(Dataset excerpt)
━━━━
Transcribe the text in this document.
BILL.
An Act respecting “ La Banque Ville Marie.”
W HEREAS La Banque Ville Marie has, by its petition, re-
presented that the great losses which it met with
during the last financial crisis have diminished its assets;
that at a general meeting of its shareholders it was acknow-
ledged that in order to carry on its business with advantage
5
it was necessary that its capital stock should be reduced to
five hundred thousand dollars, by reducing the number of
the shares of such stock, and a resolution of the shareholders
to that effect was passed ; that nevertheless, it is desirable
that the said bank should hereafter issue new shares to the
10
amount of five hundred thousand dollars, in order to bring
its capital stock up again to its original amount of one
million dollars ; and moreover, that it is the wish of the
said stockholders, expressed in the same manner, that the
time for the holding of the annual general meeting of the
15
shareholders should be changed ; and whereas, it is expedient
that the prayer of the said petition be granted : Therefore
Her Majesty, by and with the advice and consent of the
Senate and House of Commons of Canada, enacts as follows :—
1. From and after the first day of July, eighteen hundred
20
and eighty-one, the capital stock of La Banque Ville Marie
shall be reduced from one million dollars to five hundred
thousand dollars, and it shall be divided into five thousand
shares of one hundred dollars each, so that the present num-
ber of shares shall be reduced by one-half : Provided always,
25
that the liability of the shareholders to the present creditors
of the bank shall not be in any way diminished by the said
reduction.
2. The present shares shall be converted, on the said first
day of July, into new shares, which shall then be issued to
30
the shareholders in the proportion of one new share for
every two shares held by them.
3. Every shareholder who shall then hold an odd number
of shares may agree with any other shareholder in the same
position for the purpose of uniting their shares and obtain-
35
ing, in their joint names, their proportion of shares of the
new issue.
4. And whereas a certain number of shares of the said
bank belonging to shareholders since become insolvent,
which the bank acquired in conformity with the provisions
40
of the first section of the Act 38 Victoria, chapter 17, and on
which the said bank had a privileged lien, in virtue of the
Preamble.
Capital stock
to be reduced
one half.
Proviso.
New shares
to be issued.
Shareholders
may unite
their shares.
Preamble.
━━━━
# What to produce
Return the full listing, character for character.

# Exercise response
Transcribe the text in this document.
BILL.
An Act respecting “ La Banque Ville Marie.”
W HEREAS La Banque Ville Marie has, by its petition, re-
presented that the great losses which it met with
during the last financial crisis have diminished its assets;
that at a general meeting of its shareholders it was acknow-
ledged that in order to carry on its business with advantage
5
it was necessary that its capital stock should be reduced to
five hundred thousand dollars, by reducing the number of
the shares of such stock, and a resolution of the shareholders
to that effect was passed ; that nevertheless, it is desirable
that the said bank should hereafter issue new shares to the
10
amount of five hundred thousand dollars, in order to bring
its capital stock up again to its original amount of one
million dollars ; and moreover, that it is the wish of the
said stockholders, expressed in the same manner, that the
time for the holding of the annual general meeting of the
15
shareholders should be changed ; and whereas, it is expedient
that the prayer of the said petition be granted : Therefore
Her Majesty, by and with the advice and consent of the
Senate and House of Commons of Canada, enacts as follows :—
1. From and after the first day of July, eighteen hundred
20
and eighty-one, the capital stock of La Banque Ville Marie
shall be reduced from one million dollars to five hundred
thousand dollars, and it shall be divided into five thousand
shares of one hundred dollars each, so that the present num-
ber of shares shall be reduced by one-half : Provided always,
25
that the liability of the shareholders to the present creditors
of the bank shall not be in any way diminished by the said
reduction.
2. The present shares shall be converted, on the said first
day of July, into new shares, which shall then be issued to
30
the shareholders in the proportion of one new share for
every two shares held by them.
3. Every shareholder who shall then hold an odd number
of shares may agree with any other shareholder in the same
position for the purpose of uniting their shares and obtain-
35
ing, in their joint names, their proportion of shares of the
new issue.
4. And whereas a certain number of shares of the said
bank belonging to shareholders since become insolvent,
which the bank acquired in conformity with the provisions
40
of the first section of the Act 38 Victoria, chapter 17, and on
which the said bank had a privileged lien, in virtue of the
Preamble.
Capital stock
to be reduced
one half.
Proviso.
New shares
to be issued.
Shareholders
may unite
their shares.
Preamble.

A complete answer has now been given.